Description of the task:
Drop the pictures, then extract the listing word for word.
┌─ Material for this task
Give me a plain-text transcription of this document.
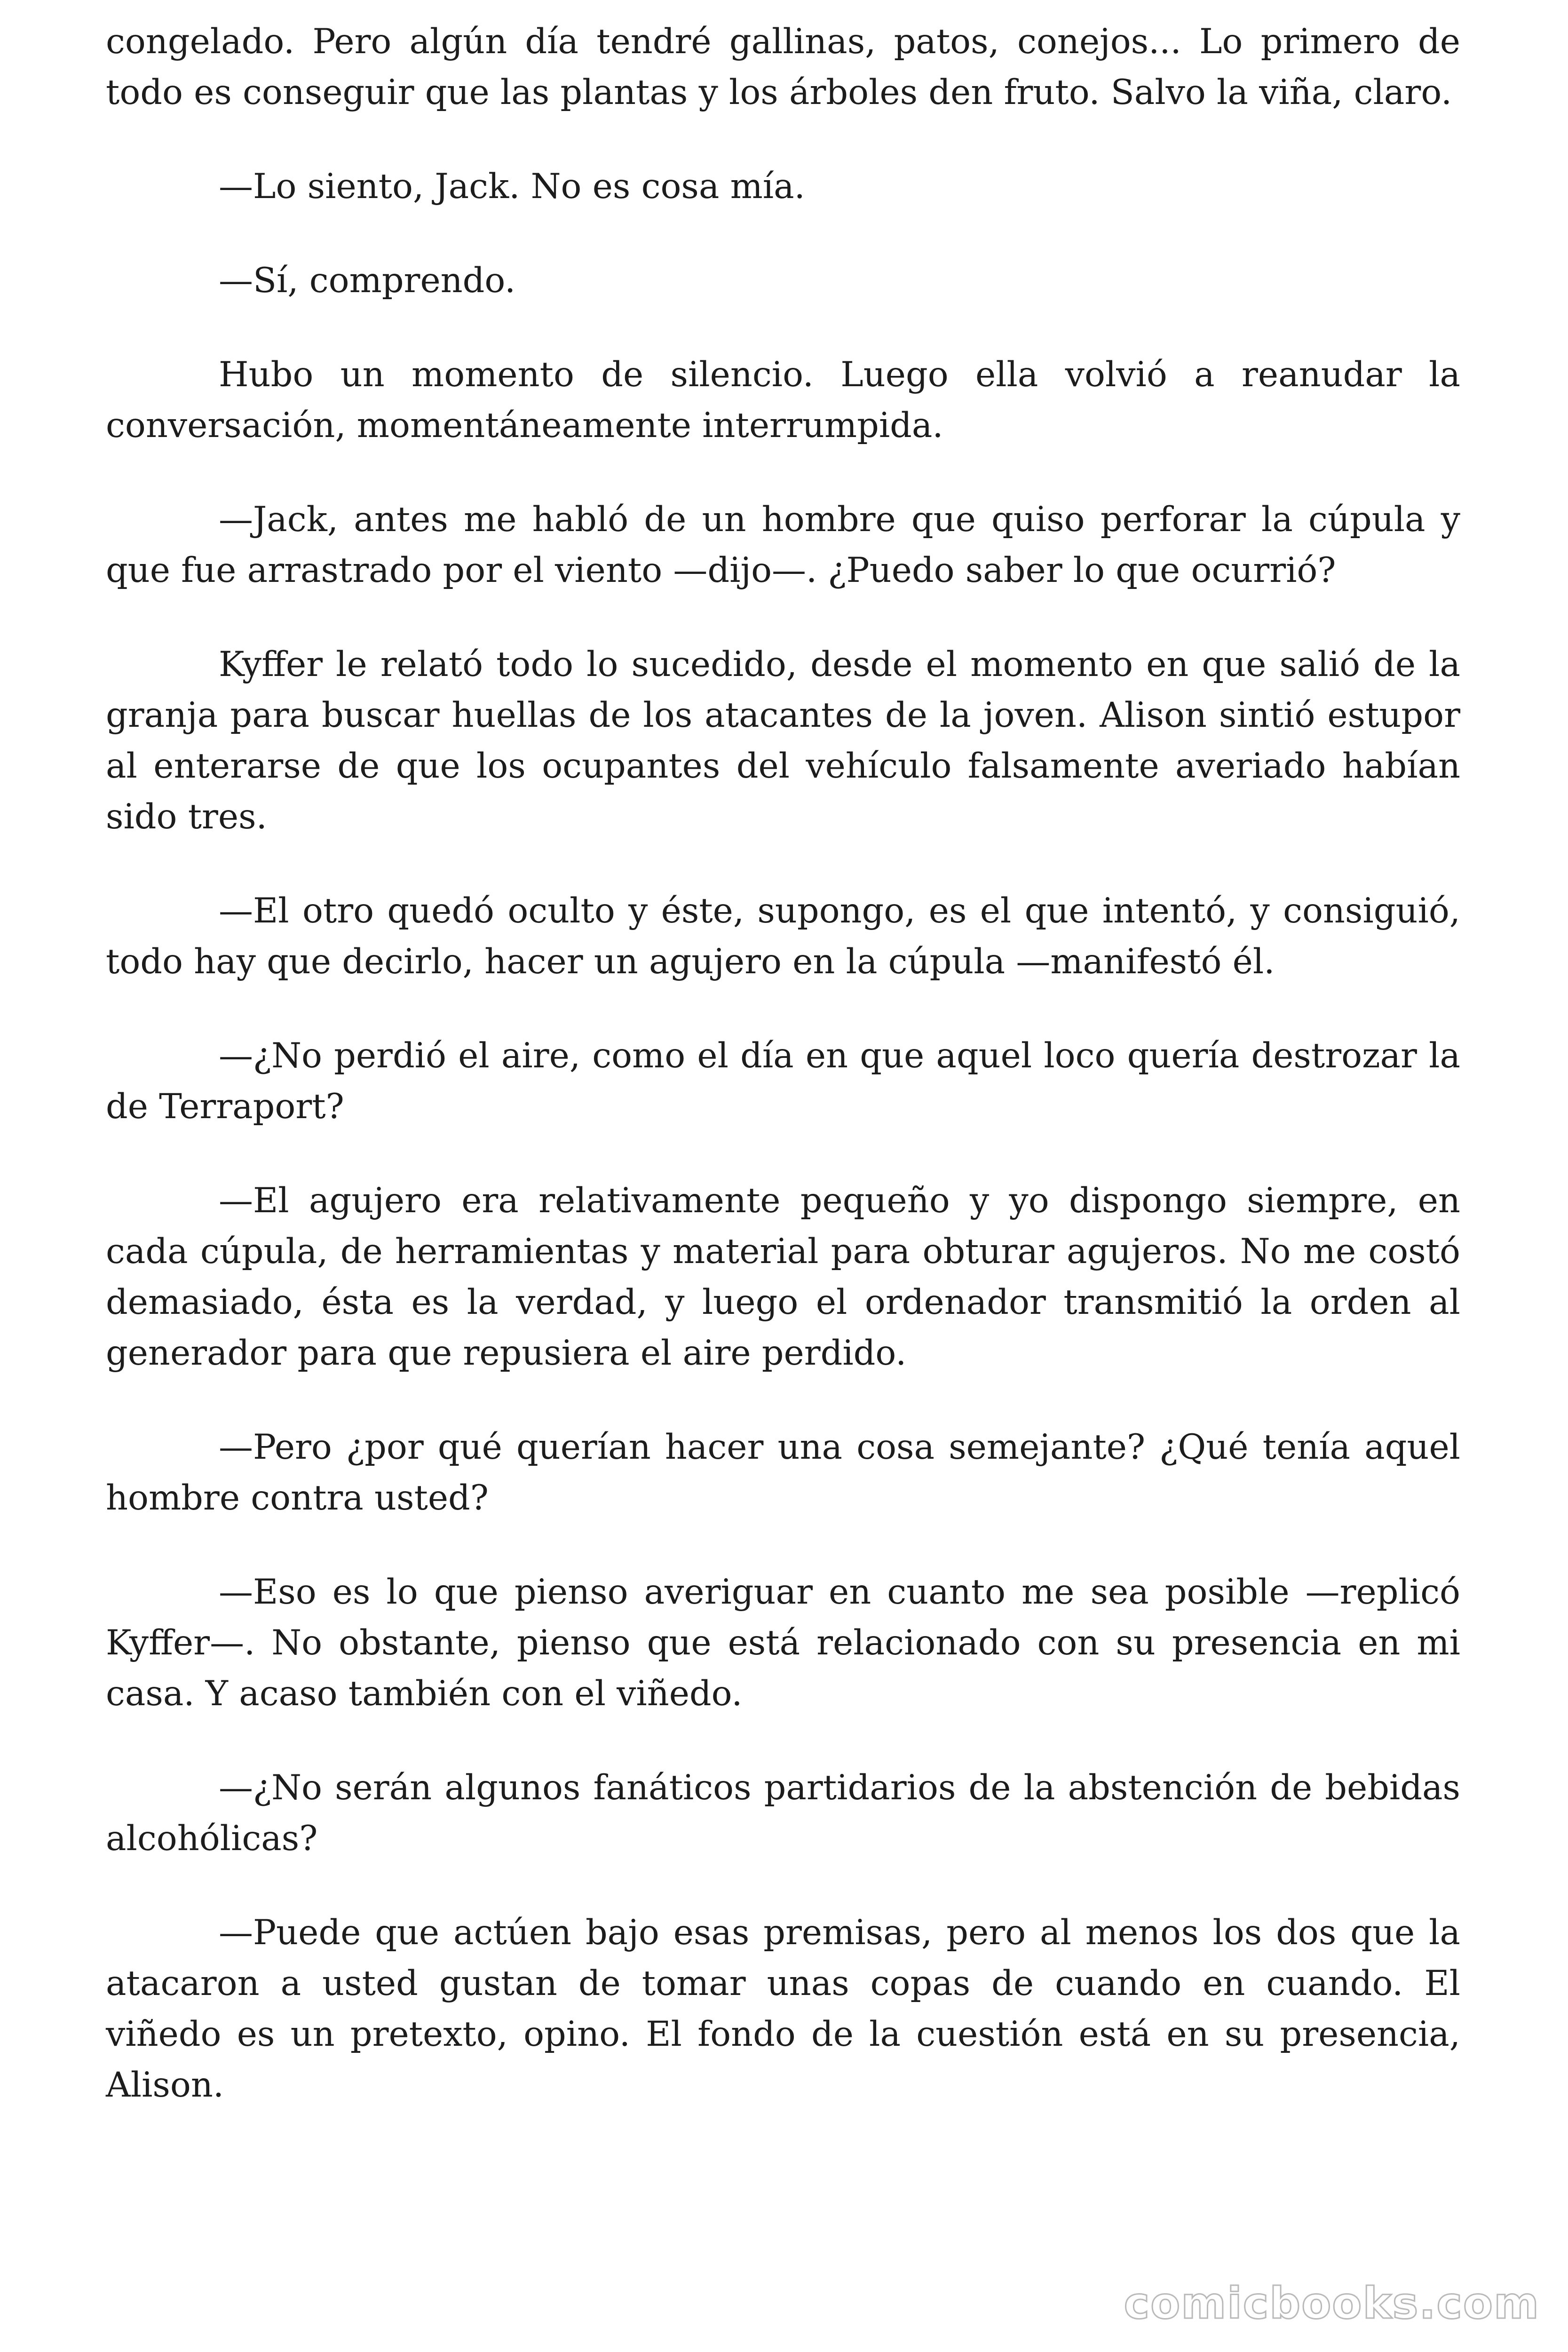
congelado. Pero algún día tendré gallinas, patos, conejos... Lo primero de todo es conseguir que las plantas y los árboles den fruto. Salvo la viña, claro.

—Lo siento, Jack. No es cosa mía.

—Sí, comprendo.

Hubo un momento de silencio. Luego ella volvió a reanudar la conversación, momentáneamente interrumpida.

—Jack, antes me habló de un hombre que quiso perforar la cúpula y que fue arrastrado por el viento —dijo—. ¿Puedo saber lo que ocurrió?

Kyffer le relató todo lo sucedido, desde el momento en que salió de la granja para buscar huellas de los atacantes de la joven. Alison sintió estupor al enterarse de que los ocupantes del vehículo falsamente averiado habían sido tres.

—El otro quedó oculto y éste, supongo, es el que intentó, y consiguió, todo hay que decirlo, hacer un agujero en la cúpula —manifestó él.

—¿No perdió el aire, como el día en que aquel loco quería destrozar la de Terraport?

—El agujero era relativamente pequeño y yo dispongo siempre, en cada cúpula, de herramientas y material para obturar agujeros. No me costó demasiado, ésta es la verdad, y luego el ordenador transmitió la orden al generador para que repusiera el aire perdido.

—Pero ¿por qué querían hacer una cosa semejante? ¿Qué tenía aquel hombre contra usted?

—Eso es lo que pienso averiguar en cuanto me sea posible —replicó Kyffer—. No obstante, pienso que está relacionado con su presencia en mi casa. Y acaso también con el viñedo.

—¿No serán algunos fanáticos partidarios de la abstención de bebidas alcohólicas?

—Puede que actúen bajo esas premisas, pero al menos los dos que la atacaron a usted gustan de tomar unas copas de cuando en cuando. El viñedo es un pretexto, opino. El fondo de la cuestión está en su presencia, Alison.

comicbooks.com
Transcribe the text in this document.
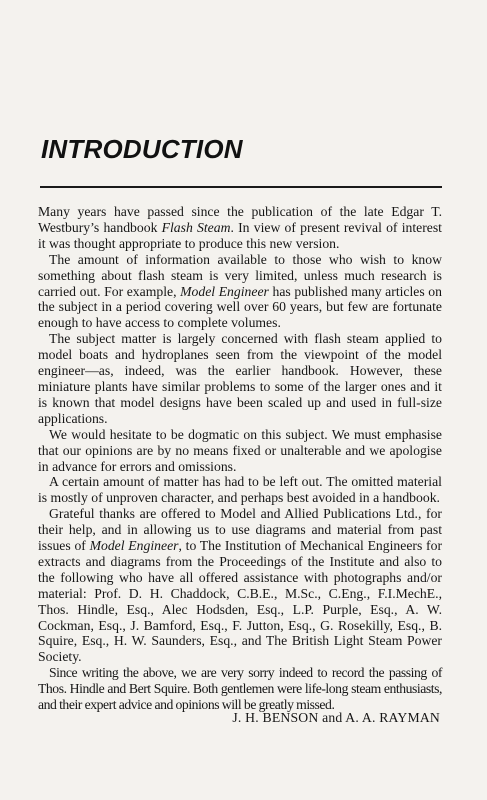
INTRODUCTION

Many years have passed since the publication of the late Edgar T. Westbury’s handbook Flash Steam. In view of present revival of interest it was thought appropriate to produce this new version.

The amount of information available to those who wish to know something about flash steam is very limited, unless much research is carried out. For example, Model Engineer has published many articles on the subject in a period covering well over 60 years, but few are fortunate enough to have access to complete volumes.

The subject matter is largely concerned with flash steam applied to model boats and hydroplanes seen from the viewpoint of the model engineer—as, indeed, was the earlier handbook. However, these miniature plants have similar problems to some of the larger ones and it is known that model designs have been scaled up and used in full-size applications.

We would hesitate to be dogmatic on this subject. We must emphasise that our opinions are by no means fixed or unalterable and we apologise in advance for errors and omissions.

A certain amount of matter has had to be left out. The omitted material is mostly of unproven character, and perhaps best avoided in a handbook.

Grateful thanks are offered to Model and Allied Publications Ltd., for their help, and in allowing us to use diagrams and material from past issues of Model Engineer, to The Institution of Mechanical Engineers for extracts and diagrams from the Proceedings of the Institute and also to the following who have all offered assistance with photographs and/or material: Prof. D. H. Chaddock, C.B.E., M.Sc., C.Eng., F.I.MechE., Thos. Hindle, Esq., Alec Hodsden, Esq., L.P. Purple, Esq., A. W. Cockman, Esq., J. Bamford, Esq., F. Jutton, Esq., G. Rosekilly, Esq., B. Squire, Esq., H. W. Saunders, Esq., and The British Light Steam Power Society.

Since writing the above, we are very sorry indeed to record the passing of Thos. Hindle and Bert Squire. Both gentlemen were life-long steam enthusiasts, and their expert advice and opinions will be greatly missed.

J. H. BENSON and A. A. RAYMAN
└─
Complete answer:
Give me a plain-text transcription of this document.
congelado. Pero algún día tendré gallinas, patos, conejos... Lo primero de todo es conseguir que las plantas y los árboles den fruto. Salvo la viña, claro.

—Lo siento, Jack. No es cosa mía.

—Sí, comprendo.

Hubo un momento de silencio. Luego ella volvió a reanudar la conversación, momentáneamente interrumpida.

—Jack, antes me habló de un hombre que quiso perforar la cúpula y que fue arrastrado por el viento —dijo—. ¿Puedo saber lo que ocurrió?

Kyffer le relató todo lo sucedido, desde el momento en que salió de la granja para buscar huellas de los atacantes de la joven. Alison sintió estupor al enterarse de que los ocupantes del vehículo falsamente averiado habían sido tres.

—El otro quedó oculto y éste, supongo, es el que intentó, y consiguió, todo hay que decirlo, hacer un agujero en la cúpula —manifestó él.

—¿No perdió el aire, como el día en que aquel loco quería destrozar la de Terraport?

—El agujero era relativamente pequeño y yo dispongo siempre, en cada cúpula, de herramientas y material para obturar agujeros. No me costó demasiado, ésta es la verdad, y luego el ordenador transmitió la orden al generador para que repusiera el aire perdido.

—Pero ¿por qué querían hacer una cosa semejante? ¿Qué tenía aquel hombre contra usted?

—Eso es lo que pienso averiguar en cuanto me sea posible —replicó Kyffer—. No obstante, pienso que está relacionado con su presencia en mi casa. Y acaso también con el viñedo.

—¿No serán algunos fanáticos partidarios de la abstención de bebidas alcohólicas?

—Puede que actúen bajo esas premisas, pero al menos los dos que la atacaron a usted gustan de tomar unas copas de cuando en cuando. El viñedo es un pretexto, opino. El fondo de la cuestión está en su presencia, Alison.

comicbooks.com
Transcribe the text in this document.
INTRODUCTION

Many years have passed since the publication of the late Edgar T. Westbury’s handbook Flash Steam. In view of present revival of interest it was thought appropriate to produce this new version.

The amount of information available to those who wish to know something about flash steam is very limited, unless much research is carried out. For example, Model Engineer has published many articles on the subject in a period covering well over 60 years, but few are fortunate enough to have access to complete volumes.

The subject matter is largely concerned with flash steam applied to model boats and hydroplanes seen from the viewpoint of the model engineer—as, indeed, was the earlier handbook. However, these miniature plants have similar problems to some of the larger ones and it is known that model designs have been scaled up and used in full-size applications.

We would hesitate to be dogmatic on this subject. We must emphasise that our opinions are by no means fixed or unalterable and we apologise in advance for errors and omissions.

A certain amount of matter has had to be left out. The omitted material is mostly of unproven character, and perhaps best avoided in a handbook.

Grateful thanks are offered to Model and Allied Publications Ltd., for their help, and in allowing us to use diagrams and material from past issues of Model Engineer, to The Institution of Mechanical Engineers for extracts and diagrams from the Proceedings of the Institute and also to the following who have all offered assistance with photographs and/or material: Prof. D. H. Chaddock, C.B.E., M.Sc., C.Eng., F.I.MechE., Thos. Hindle, Esq., Alec Hodsden, Esq., L.P. Purple, Esq., A. W. Cockman, Esq., J. Bamford, Esq., F. Jutton, Esq., G. Rosekilly, Esq., B. Squire, Esq., H. W. Saunders, Esq., and The British Light Steam Power Society.

Since writing the above, we are very sorry indeed to record the passing of Thos. Hindle and Bert Squire. Both gentlemen were life-long steam enthusiasts, and their expert advice and opinions will be greatly missed.

J. H. BENSON and A. A. RAYMAN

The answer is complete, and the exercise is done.